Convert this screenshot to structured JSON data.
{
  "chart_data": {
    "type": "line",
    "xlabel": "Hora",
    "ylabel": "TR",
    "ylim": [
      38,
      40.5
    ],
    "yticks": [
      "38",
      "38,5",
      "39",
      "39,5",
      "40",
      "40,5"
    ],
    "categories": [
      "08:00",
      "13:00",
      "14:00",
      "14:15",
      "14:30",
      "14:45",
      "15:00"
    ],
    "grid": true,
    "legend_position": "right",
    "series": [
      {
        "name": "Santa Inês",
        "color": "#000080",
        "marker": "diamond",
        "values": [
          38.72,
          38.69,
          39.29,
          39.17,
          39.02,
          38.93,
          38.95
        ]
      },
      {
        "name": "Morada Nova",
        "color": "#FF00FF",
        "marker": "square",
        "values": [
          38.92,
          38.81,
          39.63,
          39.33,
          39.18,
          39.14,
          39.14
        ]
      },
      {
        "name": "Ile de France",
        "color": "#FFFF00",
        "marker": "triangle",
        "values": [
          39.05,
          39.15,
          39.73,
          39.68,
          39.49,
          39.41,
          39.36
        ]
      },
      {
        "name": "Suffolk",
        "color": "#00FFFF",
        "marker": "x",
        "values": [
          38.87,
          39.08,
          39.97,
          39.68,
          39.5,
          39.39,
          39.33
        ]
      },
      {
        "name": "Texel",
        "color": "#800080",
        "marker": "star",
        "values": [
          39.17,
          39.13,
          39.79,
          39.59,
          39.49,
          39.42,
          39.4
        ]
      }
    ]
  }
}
--------------------------------
** Exercise **
Where a line in the entries holds the word "name", copy that line.

** Solution for this exercise **
        "name": "Santa Inês",
        "name": "Morada Nova",
        "name": "Ile de France",
        "name": "Suffolk",
        "name": "Texel",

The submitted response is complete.